▶ Records supplied:

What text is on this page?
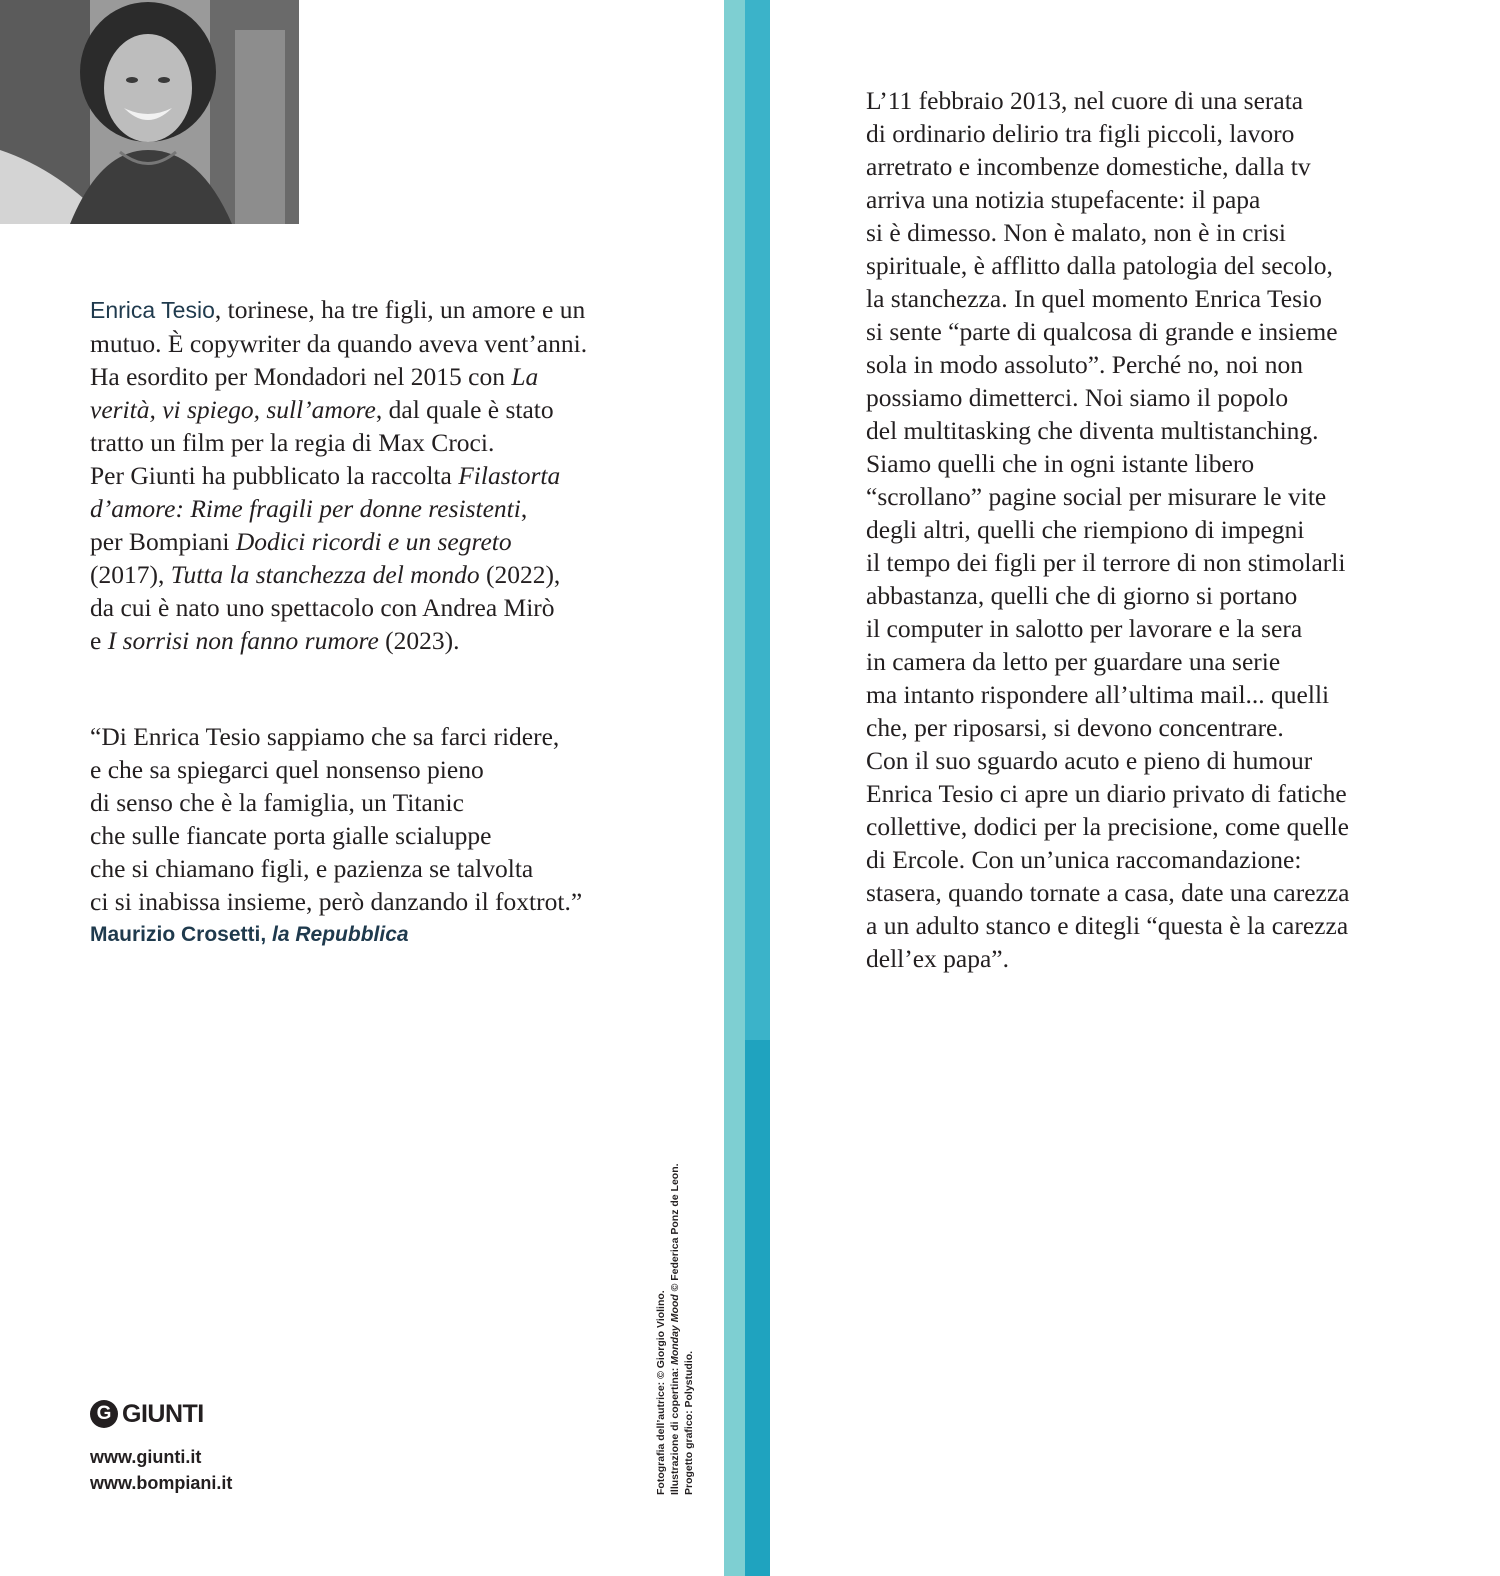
Enrica Tesio, torinese, ha tre figli, un amore e un
mutuo. È copywriter da quando aveva vent’anni.
Ha esordito per Mondadori nel 2015 con La
verità, vi spiego, sull’amore, dal quale è stato
tratto un film per la regia di Max Croci.
Per Giunti ha pubblicato la raccolta Filastorta
d’amore: Rime fragili per donne resistenti,
per Bompiani Dodici ricordi e un segreto
(2017), Tutta la stanchezza del mondo (2022),
da cui è nato uno spettacolo con Andrea Mirò
e I sorrisi non fanno rumore (2023).
“Di Enrica Tesio sappiamo che sa farci ridere,
e che sa spiegarci quel nonsenso pieno
di senso che è la famiglia, un Titanic
che sulle fiancate porta gialle scialuppe
che si chiamano figli, e pazienza se talvolta
ci si inabissa insieme, però danzando il foxtrot.”
Maurizio Crosetti, la Repubblica
Fotografia dell’autrice: © Giorgio Violino. Illustrazione di copertina: Monday Mood © Federica Ponz de Leon.
Progetto grafico: Polystudio.
L’11 febbraio 2013, nel cuore di una serata
di ordinario delirio tra figli piccoli, lavoro
arretrato e incombenze domestiche, dalla tv
arriva una notizia stupefacente: il papa
si è dimesso. Non è malato, non è in crisi
spirituale, è afflitto dalla patologia del secolo,
la stanchezza. In quel momento Enrica Tesio
si sente “parte di qualcosa di grande e insieme
sola in modo assoluto”. Perché no, noi non
possiamo dimetterci. Noi siamo il popolo
del multitasking che diventa multistanching.
Siamo quelli che in ogni istante libero
“scrollano” pagine social per misurare le vite
degli altri, quelli che riempiono di impegni
il tempo dei figli per il terrore di non stimolarli
abbastanza, quelli che di giorno si portano
il computer in salotto per lavorare e la sera
in camera da letto per guardare una serie
ma intanto rispondere all’ultima mail... quelli
che, per riposarsi, si devono concentrare.
Con il suo sguardo acuto e pieno di humour
Enrica Tesio ci apre un diario privato di fatiche
collettive, dodici per la precisione, come quelle
di Ercole. Con un’unica raccomandazione:
stasera, quando tornate a casa, date una carezza
a un adulto stanco e ditegli “questa è la carezza
dell’ex papa”.
G GIUNTI
www.giunti.it
www.bompiani.it
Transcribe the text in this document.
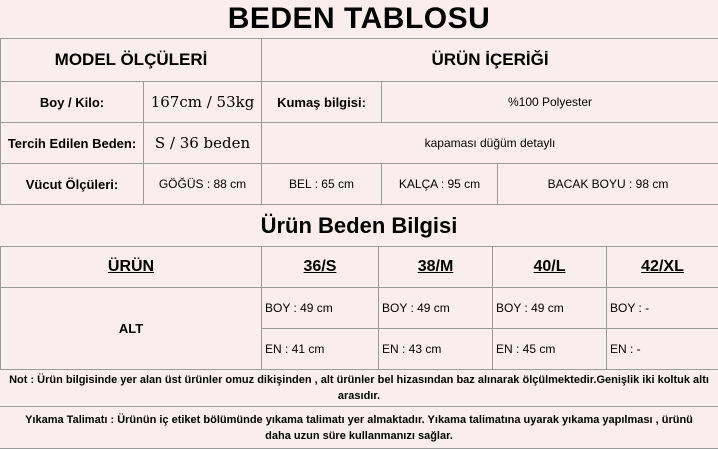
BEDEN TABLOSU
MODEL ÖLÇÜLERİ		ÜRÜN İÇERİĞİ		
Boy / Kilo:	167cm / 53kg	Kumaş bilgisi:	%100 Polyester	
Tercih Edilen Beden:	S / 36 beden	kapaması düğüm detaylı		
Vücut Ölçüleri:	GÖĞÜS : 88 cm	BEL : 65 cm	KALÇA : 95 cm	BACAK BOYU : 98 cm
Ürün Beden Bilgisi
ÜRÜN	36/S	38/M	40/L	42/XL
ALT	BOY : 49 cm	BOY : 49 cm	BOY : 49 cm	BOY : -
	EN : 41 cm	EN : 43 cm	EN : 45 cm	EN : -
Not : Ürün bilgisinde yer alan üst ürünler omuz dikişinden , alt ürünler bel hizasından baz alınarak ölçülmektedir.Genişlik iki koltuk altı
arasıdır.
Yıkama Talimatı : Ürünün iç etiket bölümünde yıkama talimatı yer almaktadır. Yıkama talimatına uyarak yıkama yapılması , ürünü
daha uzun süre kullanmanızı sağlar.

▶ Exercise details: Among the lines above, count those containing the word "this" and give nothing but the result.

▶ Reply: 2